» Required actions:
A) In the book reviews below, condense the paragraph beginning "Yes it is absolutely true" into a short bulleted list that keeps its main points.
B) Write a continuation of the book reviews below, starting after their last sentence.

» Text segment:

◆ ◆ ◆ ◆ ◆ ◆ ◆

Absolutely true, but not much new in it November 13, 2008 A. Falkenberg 1 out of 1 found this review helpful
Yes it is absolutely true, we should look at the results not at the hours worked. In fact I never understood the concept of hourly wages in my profession (computer science). The guys who are lame have to put in more hours and even get rewarded ... Everywhere else we get rewarded if we get things done faster (i.e. runner: who gets the medal ?). So my take on this is: give those a reward coming in at 10 and leaving at 4 :) Anyway I would love to see ROWE more often applied.
For Upper Management Only! November 6, 2008 Hikari (Lima, OH USA) 0 out of 1 found this review helpful
I was irresistibly drawn to this book due to its cheeky title; I am embroiled in a workplace situation that sucks, and hoped that this book would have some humorous tips to cope as an employee. This isn't that kind of book. Targeted mostly to CEOs and upper-management types, it presents the concept of the "Results Only Work Enviroment" (ROWE) implemented by the authors at the Best Buy corporate offices. The ROWE model, where the emphasis is placed on flexible productivity rather than the regimented time-clock watching norm gives many reasons now to be envious of Best Buy corporate employees (though presumably their less-fortunate counterparts in the retail sector are still forced to adhere to classic time/management protocols), but as a low-level employee in a more traditional sucky corporate structure there is nothing immediately actionable here to make my job suck less, short of convincing my director and board to adopt the ROWE model. (Ain't gonna happen, in my lifetime or ever!) In order to implement ROWE at your workplace, you'd have to be either the owner or part of the senior management team. This could be useful for business students or those high enough in the power structure to implement ROWE at their companies. For the rest of us, it's a whole lot of wishful thinking, and the title is more than a tiny bit misleading. Refer it to your boss (or his boss) but don't expect to get anything out of this yourself . . .unless, of course, you own the company.

◆ ◆ ◆ ◆ ◆ ◆ ◆

» Dataset content:
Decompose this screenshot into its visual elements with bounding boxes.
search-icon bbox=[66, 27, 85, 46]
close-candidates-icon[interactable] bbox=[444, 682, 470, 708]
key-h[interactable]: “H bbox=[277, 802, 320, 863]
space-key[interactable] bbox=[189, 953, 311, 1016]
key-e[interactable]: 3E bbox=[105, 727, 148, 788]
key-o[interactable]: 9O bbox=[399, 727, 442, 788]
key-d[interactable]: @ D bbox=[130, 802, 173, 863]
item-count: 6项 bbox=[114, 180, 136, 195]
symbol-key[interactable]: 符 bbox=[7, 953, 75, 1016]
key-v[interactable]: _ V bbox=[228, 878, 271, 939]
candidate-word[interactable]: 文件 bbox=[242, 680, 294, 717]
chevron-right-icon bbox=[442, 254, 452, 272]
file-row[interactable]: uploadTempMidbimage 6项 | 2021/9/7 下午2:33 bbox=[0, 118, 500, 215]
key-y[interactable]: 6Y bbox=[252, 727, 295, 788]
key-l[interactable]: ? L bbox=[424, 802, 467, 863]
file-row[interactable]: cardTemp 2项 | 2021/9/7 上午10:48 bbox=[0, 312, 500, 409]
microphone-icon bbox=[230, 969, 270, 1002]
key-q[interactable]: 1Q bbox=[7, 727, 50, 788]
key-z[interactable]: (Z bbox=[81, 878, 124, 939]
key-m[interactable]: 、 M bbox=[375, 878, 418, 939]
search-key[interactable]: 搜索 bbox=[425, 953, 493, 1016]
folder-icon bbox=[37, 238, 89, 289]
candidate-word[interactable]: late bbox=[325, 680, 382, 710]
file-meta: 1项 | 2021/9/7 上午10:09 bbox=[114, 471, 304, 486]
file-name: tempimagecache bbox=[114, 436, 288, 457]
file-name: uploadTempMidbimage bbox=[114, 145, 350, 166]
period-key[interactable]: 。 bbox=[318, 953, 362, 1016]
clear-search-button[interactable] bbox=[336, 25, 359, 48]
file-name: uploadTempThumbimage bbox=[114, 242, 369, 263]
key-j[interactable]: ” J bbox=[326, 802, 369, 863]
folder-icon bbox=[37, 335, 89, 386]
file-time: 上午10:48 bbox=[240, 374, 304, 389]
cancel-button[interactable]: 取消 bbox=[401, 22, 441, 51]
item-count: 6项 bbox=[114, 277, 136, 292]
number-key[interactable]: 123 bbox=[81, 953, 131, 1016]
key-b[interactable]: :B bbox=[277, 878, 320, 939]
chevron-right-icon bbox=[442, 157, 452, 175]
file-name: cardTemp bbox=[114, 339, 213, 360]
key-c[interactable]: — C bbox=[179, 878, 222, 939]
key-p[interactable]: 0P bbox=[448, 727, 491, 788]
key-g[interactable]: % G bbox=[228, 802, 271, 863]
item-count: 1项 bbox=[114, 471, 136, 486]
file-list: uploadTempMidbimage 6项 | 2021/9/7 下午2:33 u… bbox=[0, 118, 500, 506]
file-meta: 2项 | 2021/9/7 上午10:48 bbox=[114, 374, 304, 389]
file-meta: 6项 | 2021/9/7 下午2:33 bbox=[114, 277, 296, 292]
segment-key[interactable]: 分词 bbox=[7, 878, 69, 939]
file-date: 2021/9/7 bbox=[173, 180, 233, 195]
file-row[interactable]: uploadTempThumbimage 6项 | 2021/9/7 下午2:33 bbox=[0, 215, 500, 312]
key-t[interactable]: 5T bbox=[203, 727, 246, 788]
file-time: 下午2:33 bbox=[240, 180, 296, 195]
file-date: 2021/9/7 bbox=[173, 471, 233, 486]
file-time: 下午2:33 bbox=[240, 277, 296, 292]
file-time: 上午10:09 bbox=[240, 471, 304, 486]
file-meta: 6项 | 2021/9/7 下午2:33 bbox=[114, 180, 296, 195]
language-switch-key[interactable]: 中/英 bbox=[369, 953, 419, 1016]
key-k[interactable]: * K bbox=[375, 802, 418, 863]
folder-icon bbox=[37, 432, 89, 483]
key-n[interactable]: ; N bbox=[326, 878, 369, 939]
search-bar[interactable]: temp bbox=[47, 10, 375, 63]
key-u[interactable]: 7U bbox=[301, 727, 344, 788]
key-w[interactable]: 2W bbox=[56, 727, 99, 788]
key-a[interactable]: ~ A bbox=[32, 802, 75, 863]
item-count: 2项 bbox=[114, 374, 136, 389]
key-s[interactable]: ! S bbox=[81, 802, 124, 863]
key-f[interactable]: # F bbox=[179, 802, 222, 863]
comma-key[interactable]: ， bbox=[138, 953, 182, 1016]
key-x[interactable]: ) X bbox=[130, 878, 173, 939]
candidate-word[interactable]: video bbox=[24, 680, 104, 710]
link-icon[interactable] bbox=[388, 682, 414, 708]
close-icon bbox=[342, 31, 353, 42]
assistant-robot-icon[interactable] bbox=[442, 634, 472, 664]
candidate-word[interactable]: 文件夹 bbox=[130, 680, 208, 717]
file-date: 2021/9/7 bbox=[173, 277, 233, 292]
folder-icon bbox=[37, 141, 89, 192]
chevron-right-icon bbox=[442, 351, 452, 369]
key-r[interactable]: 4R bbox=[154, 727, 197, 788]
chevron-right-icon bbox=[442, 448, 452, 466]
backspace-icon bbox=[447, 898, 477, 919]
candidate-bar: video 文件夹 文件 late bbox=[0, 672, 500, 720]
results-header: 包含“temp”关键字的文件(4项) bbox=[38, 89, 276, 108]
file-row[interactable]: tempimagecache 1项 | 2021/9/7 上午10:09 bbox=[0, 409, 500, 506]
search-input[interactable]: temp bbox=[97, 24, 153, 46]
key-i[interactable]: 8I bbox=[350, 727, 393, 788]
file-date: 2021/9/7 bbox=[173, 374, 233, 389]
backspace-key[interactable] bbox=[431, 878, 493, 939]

◆ ◆ ◆ ◆ ◆ ◆ ◆

» Task answers:
A)
- We should judge work by results, not by hours worked.
- The reviewer, who works in computer science, never understood hourly wages in that field.
- Hourly pay means weaker workers put in more hours and even get rewarded for it.
- Elsewhere, finishing faster earns the reward, as with a runner winning the medal.
- The reviewer jokingly suggests rewarding people who come in at 10 and leave at 4.
- The reviewer would like to see ROWE applied more often.

B)
Happy people are productive people...... October 26, 2008 C. A. Hurst (Albuquerque, New Mexico) 1 out of 1 found this review helpful
"Treat adults like adults and they'll be more productive?" Who'd a thunk it? Well, Cali Ressler and Jody Thompson did and set out to prove it. While working at Best Buy corporate headquarters they created ROWE (Results-Only Work Environment) where productivity is the coin of the realm. Where do you work? Doesn't matter. What time of day you work? Don't care. Did you get your stuff done on time, or early? That's what I'm talkin' about! Sludge. Nope, it's not that goop at the bottom of the coffee pot at the end of the day, it's the snide comments that co-workers make to and about each other that undermine morale and generally piss people off. Eliminate Sludge, give people the freedom to be responsible and accountable for their own lives and Voila!; you have happy, productive people that improve the performance of your business and increase your bottom line. They've got the stats to prove it. Get this book. Read it. Act on it. The sooner, the better.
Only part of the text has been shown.